__Data shown__
## Begin
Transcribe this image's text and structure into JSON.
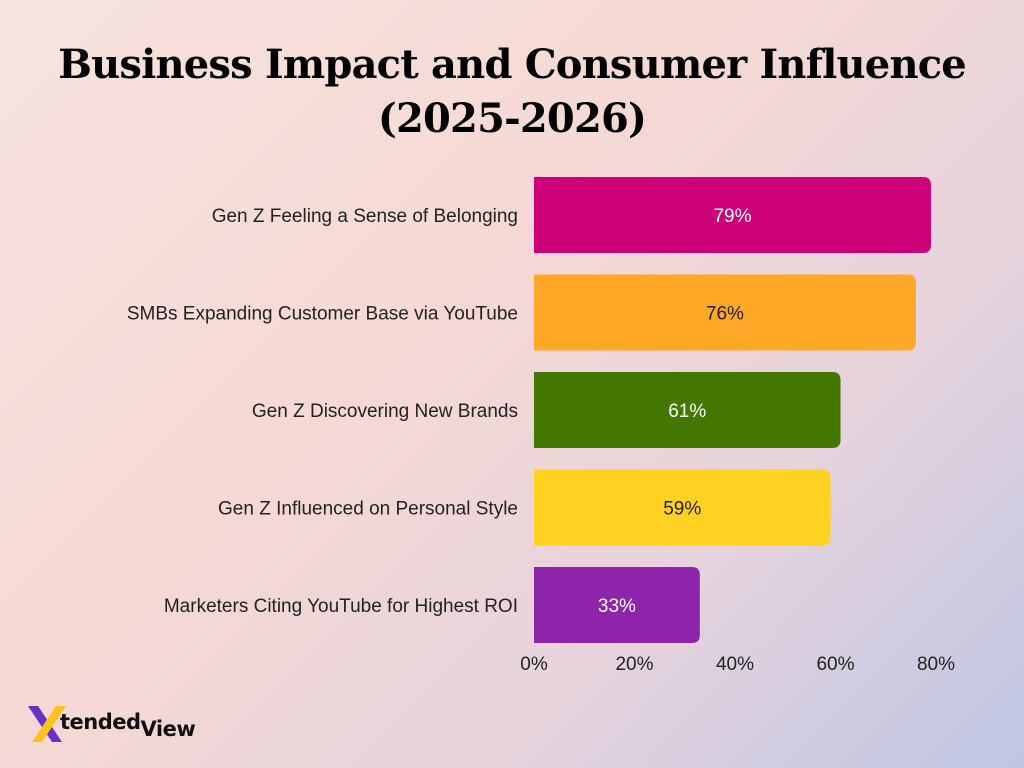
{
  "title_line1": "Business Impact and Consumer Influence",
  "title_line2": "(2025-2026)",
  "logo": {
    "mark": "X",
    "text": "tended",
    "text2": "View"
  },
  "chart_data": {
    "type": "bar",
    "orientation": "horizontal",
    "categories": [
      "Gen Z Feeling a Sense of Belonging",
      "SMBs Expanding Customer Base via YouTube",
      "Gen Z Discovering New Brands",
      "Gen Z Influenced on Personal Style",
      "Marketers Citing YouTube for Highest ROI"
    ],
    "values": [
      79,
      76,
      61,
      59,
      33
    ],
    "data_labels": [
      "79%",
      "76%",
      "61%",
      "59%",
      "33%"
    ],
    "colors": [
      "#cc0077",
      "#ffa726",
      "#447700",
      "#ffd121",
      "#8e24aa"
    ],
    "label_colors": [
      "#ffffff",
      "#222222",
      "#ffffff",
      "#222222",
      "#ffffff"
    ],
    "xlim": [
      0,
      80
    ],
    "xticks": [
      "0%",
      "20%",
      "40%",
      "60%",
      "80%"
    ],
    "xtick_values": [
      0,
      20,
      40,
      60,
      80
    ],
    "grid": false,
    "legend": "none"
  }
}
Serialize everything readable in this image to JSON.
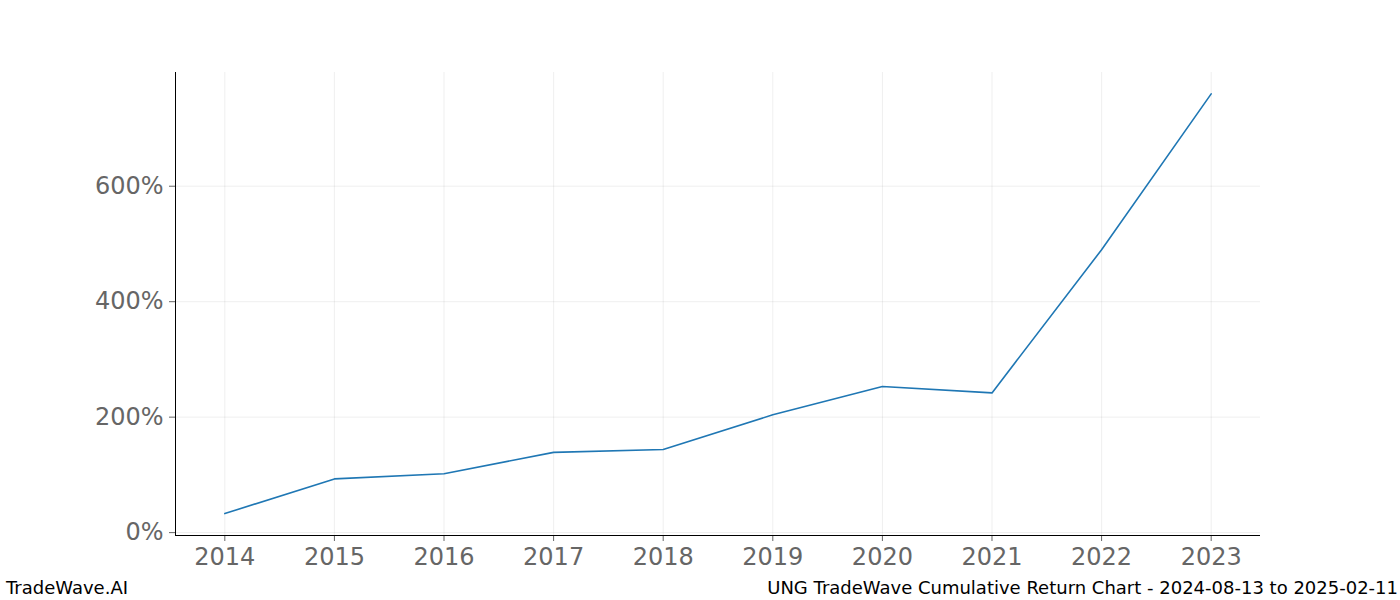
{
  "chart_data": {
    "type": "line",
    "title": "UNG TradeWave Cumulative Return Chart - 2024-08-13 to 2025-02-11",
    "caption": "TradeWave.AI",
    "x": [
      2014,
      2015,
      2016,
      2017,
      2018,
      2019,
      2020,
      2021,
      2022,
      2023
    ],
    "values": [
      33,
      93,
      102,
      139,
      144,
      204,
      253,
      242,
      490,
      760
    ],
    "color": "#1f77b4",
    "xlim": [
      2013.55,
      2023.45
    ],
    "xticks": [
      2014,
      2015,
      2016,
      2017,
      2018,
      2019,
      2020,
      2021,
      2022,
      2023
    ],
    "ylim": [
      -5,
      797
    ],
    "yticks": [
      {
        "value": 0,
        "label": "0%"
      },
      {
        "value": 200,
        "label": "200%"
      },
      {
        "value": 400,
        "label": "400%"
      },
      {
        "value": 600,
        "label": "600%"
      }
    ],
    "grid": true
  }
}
## End
__Work instructions__
Reproduce the data word for word, excluding its pictures.

__Worked answer__
Transcribe this image's text and structure into JSON.
{
  "title_line1": "Business Impact and Consumer Influence",
  "title_line2": "(2025-2026)",
  "logo": {
    "mark": "X",
    "text": "tended",
    "text2": "View"
  },
  "chart_data": {
    "type": "bar",
    "orientation": "horizontal",
    "categories": [
      "Gen Z Feeling a Sense of Belonging",
      "SMBs Expanding Customer Base via YouTube",
      "Gen Z Discovering New Brands",
      "Gen Z Influenced on Personal Style",
      "Marketers Citing YouTube for Highest ROI"
    ],
    "values": [
      79,
      76,
      61,
      59,
      33
    ],
    "data_labels": [
      "79%",
      "76%",
      "61%",
      "59%",
      "33%"
    ],
    "colors": [
      "#cc0077",
      "#ffa726",
      "#447700",
      "#ffd121",
      "#8e24aa"
    ],
    "label_colors": [
      "#ffffff",
      "#222222",
      "#ffffff",
      "#222222",
      "#ffffff"
    ],
    "xlim": [
      0,
      80
    ],
    "xticks": [
      "0%",
      "20%",
      "40%",
      "60%",
      "80%"
    ],
    "xtick_values": [
      0,
      20,
      40,
      60,
      80
    ],
    "grid": false,
    "legend": "none"
  }
}
Serialize everything readable in this image to JSON.
{
  "chart_data": {
    "type": "line",
    "title": "UNG TradeWave Cumulative Return Chart - 2024-08-13 to 2025-02-11",
    "caption": "TradeWave.AI",
    "x": [
      2014,
      2015,
      2016,
      2017,
      2018,
      2019,
      2020,
      2021,
      2022,
      2023
    ],
    "values": [
      33,
      93,
      102,
      139,
      144,
      204,
      253,
      242,
      490,
      760
    ],
    "color": "#1f77b4",
    "xlim": [
      2013.55,
      2023.45
    ],
    "xticks": [
      2014,
      2015,
      2016,
      2017,
      2018,
      2019,
      2020,
      2021,
      2022,
      2023
    ],
    "ylim": [
      -5,
      797
    ],
    "yticks": [
      {
        "value": 0,
        "label": "0%"
      },
      {
        "value": 200,
        "label": "200%"
      },
      {
        "value": 400,
        "label": "400%"
      },
      {
        "value": 600,
        "label": "600%"
      }
    ],
    "grid": true
  }
}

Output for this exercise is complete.